____ Records for the task
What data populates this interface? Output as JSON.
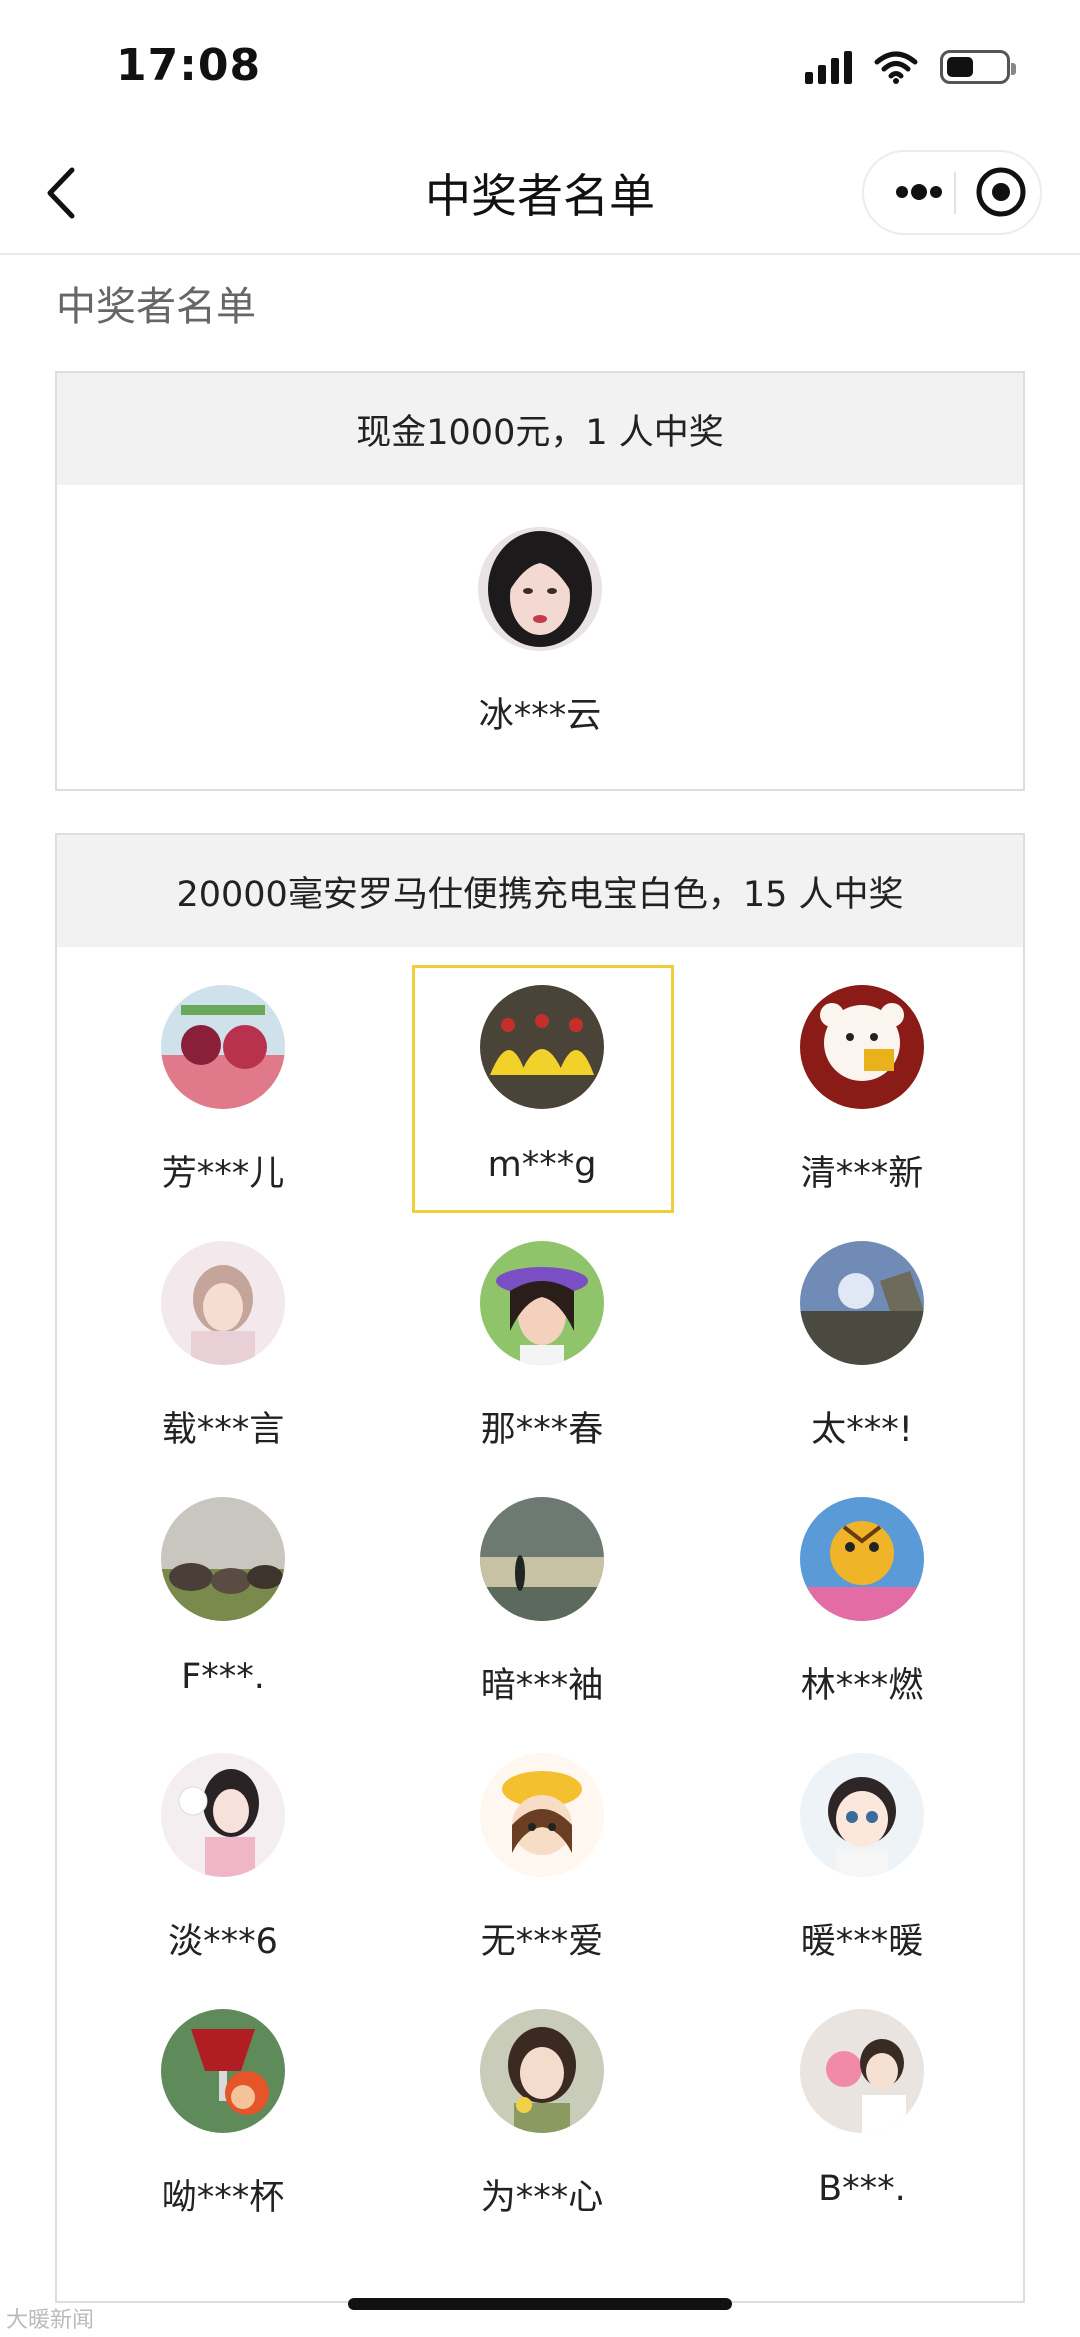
{
  "status_bar": {
    "time": "17:08"
  },
  "nav": {
    "title": "中奖者名单"
  },
  "page": {
    "section_title": "中奖者名单"
  },
  "prizes": [
    {
      "title": "现金1000元，1 人中奖",
      "winners": [
        {
          "name": "冰***云"
        }
      ]
    },
    {
      "title": "20000毫安罗马仕便携充电宝白色，15 人中奖",
      "winners": [
        {
          "name": "芳***儿"
        },
        {
          "name": "m***g"
        },
        {
          "name": "清***新"
        },
        {
          "name": "载***言"
        },
        {
          "name": "那***春"
        },
        {
          "name": "太***!"
        },
        {
          "name": "F***."
        },
        {
          "name": "暗***袖"
        },
        {
          "name": "林***燃"
        },
        {
          "name": "淡***6"
        },
        {
          "name": "无***爱"
        },
        {
          "name": "暖***暖"
        },
        {
          "name": "呦***杯"
        },
        {
          "name": "为***心"
        },
        {
          "name": "B***."
        }
      ]
    }
  ],
  "watermark": "大暖新闻",
  "colors": {
    "highlight": "#f0cd3a",
    "header_bg": "#f2f2f2"
  }
}
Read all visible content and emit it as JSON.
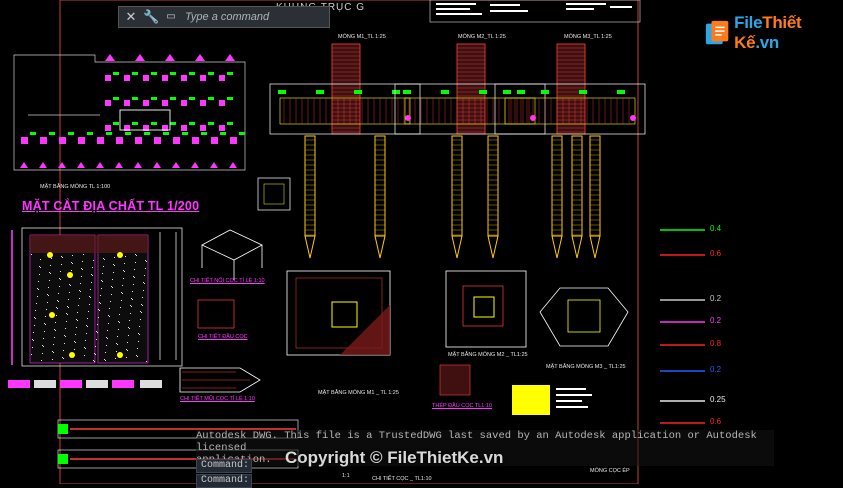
{
  "command_bar": {
    "placeholder": "Type a command",
    "close_icon": "close-icon",
    "settings_icon": "wrench-icon",
    "cmd_icon": "command-window-icon"
  },
  "drawing_title": "KHUNG TRỤC G",
  "brand": {
    "name_part1": "File",
    "name_part2": "Thiết Kế",
    "name_part3": ".vn"
  },
  "section_titles": {
    "geology": "MẶT CẮT ĐỊA CHẤT TL 1/200",
    "pile_detail": "CHI TIẾT NỐI CỌC TỈ LỆ 1:10",
    "pile_head": "CHI TIẾT ĐẦU CỌC",
    "pile_tip": "CHI TIẾT MŨI CỌC TỈ LỆ 1:10",
    "steel_detail": "THÉP ĐẦU CỌC TL1:10",
    "m1_plan": "MẶT BẰNG MÓNG M1 _ TL 1:25",
    "m2_plan": "MẶT BẰNG MÓNG M2 _ TL1:25",
    "m3_plan": "MẶT BẰNG MÓNG M3 _ TL1:25",
    "foundation_plan": "MẶT BẰNG MÓNG TL 1:100",
    "pile_label": "MÓNG CỌC ÉP",
    "scale_note": "1:1",
    "tl_note": "CHI TIẾT CỌC _ TL1:10"
  },
  "section_headers": {
    "m1": "MÓNG M1_TL 1:25",
    "m2": "MÓNG M2_TL 1:25",
    "m3": "MÓNG M3_TL 1:25"
  },
  "legend": [
    {
      "value": "0.4",
      "color": "#00ff00"
    },
    {
      "value": "0.6",
      "color": "#ff2020"
    },
    {
      "value": "0.2",
      "color": "#c8c8c8"
    },
    {
      "value": "0.2",
      "color": "#ff36ff"
    },
    {
      "value": "0.8",
      "color": "#ff2020"
    },
    {
      "value": "0.2",
      "color": "#2a5bff"
    },
    {
      "value": "0.25",
      "color": "#e8e8e8"
    },
    {
      "value": "0.6",
      "color": "#ff2020"
    }
  ],
  "command_history": {
    "line1": "Autodesk DWG.  This file is a TrustedDWG last saved by an Autodesk application or Autodesk licensed",
    "line2": "application.",
    "prompt1": "Command:",
    "prompt2": "Command:"
  },
  "watermark": "Copyright © FileThietKe.vn",
  "colors": {
    "background": "#000000",
    "rebar": "#ff4040",
    "pile": "#ffcc00",
    "markers": "#ff36ff",
    "green": "#00ff00",
    "frame": "#c63b3b"
  }
}
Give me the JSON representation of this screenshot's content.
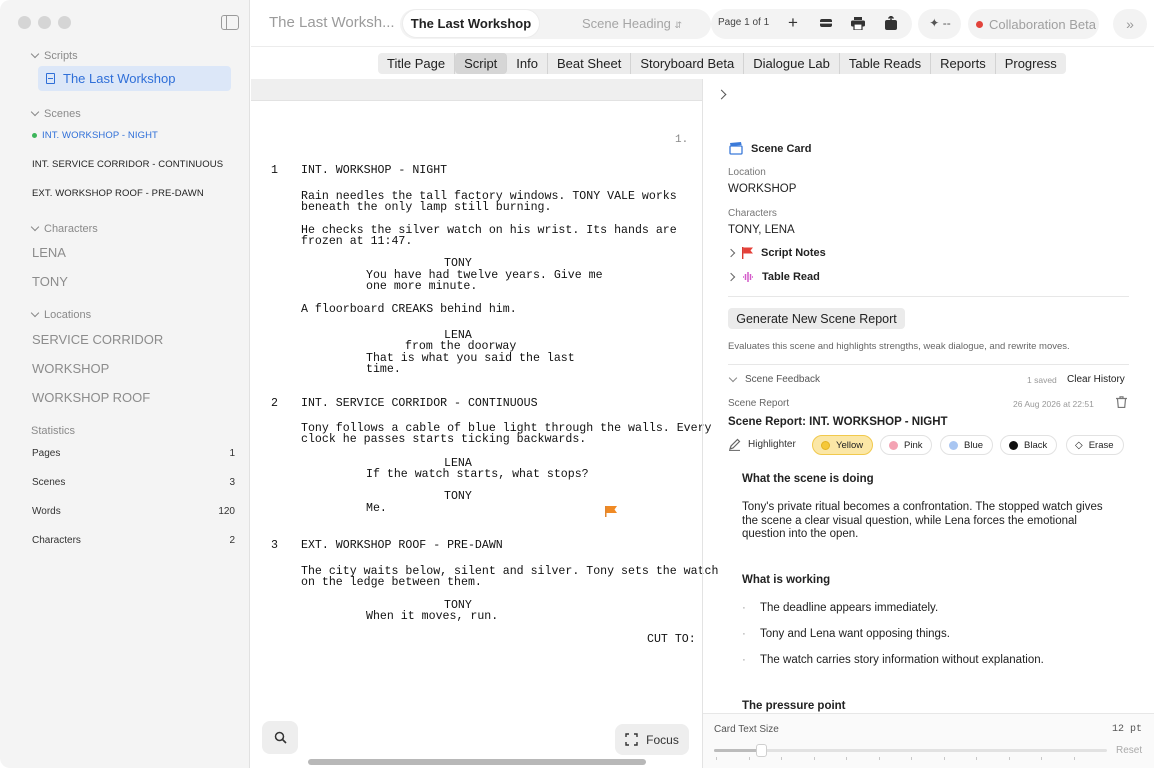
________
Omit the pictures and reproduce the listing exactly.

# The output:
What data populates this interface? Output as JSON.
{
  "status_bar": {
    "time": "17:08"
  },
  "nav": {
    "title": "中奖者名单"
  },
  "page": {
    "section_title": "中奖者名单"
  },
  "prizes": [
    {
      "title": "现金1000元，1 人中奖",
      "winners": [
        {
          "name": "冰***云"
        }
      ]
    },
    {
      "title": "20000毫安罗马仕便携充电宝白色，15 人中奖",
      "winners": [
        {
          "name": "芳***儿"
        },
        {
          "name": "m***g"
        },
        {
          "name": "清***新"
        },
        {
          "name": "载***言"
        },
        {
          "name": "那***春"
        },
        {
          "name": "太***!"
        },
        {
          "name": "F***."
        },
        {
          "name": "暗***袖"
        },
        {
          "name": "林***燃"
        },
        {
          "name": "淡***6"
        },
        {
          "name": "无***爱"
        },
        {
          "name": "暖***暖"
        },
        {
          "name": "呦***杯"
        },
        {
          "name": "为***心"
        },
        {
          "name": "B***."
        }
      ]
    }
  ],
  "watermark": "大暖新闻",
  "colors": {
    "highlight": "#f0cd3a",
    "header_bg": "#f2f2f2"
  }
}
Read all visible content and emit it as JSON.
{
  "command_bar": {
    "placeholder": "Type a command",
    "close_icon": "close-icon",
    "settings_icon": "wrench-icon",
    "cmd_icon": "command-window-icon"
  },
  "drawing_title": "KHUNG TRỤC G",
  "brand": {
    "name_part1": "File",
    "name_part2": "Thiết Kế",
    "name_part3": ".vn"
  },
  "section_titles": {
    "geology": "MẶT CẮT ĐỊA CHẤT TL 1/200",
    "pile_detail": "CHI TIẾT NỐI CỌC TỈ LỆ 1:10",
    "pile_head": "CHI TIẾT ĐẦU CỌC",
    "pile_tip": "CHI TIẾT MŨI CỌC TỈ LỆ 1:10",
    "steel_detail": "THÉP ĐẦU CỌC TL1:10",
    "m1_plan": "MẶT BẰNG MÓNG M1 _ TL 1:25",
    "m2_plan": "MẶT BẰNG MÓNG M2 _ TL1:25",
    "m3_plan": "MẶT BẰNG MÓNG M3 _ TL1:25",
    "foundation_plan": "MẶT BẰNG MÓNG TL 1:100",
    "pile_label": "MÓNG CỌC ÉP",
    "scale_note": "1:1",
    "tl_note": "CHI TIẾT CỌC _ TL1:10"
  },
  "section_headers": {
    "m1": "MÓNG M1_TL 1:25",
    "m2": "MÓNG M2_TL 1:25",
    "m3": "MÓNG M3_TL 1:25"
  },
  "legend": [
    {
      "value": "0.4",
      "color": "#00ff00"
    },
    {
      "value": "0.6",
      "color": "#ff2020"
    },
    {
      "value": "0.2",
      "color": "#c8c8c8"
    },
    {
      "value": "0.2",
      "color": "#ff36ff"
    },
    {
      "value": "0.8",
      "color": "#ff2020"
    },
    {
      "value": "0.2",
      "color": "#2a5bff"
    },
    {
      "value": "0.25",
      "color": "#e8e8e8"
    },
    {
      "value": "0.6",
      "color": "#ff2020"
    }
  ],
  "command_history": {
    "line1": "Autodesk DWG.  This file is a TrustedDWG last saved by an Autodesk application or Autodesk licensed",
    "line2": "application.",
    "prompt1": "Command:",
    "prompt2": "Command:"
  },
  "watermark": "Copyright © FileThietKe.vn",
  "colors": {
    "background": "#000000",
    "rebar": "#ff4040",
    "pile": "#ffcc00",
    "markers": "#ff36ff",
    "green": "#00ff00",
    "frame": "#c63b3b"
  }
}
Give me the JSON representation of this screenshot's content.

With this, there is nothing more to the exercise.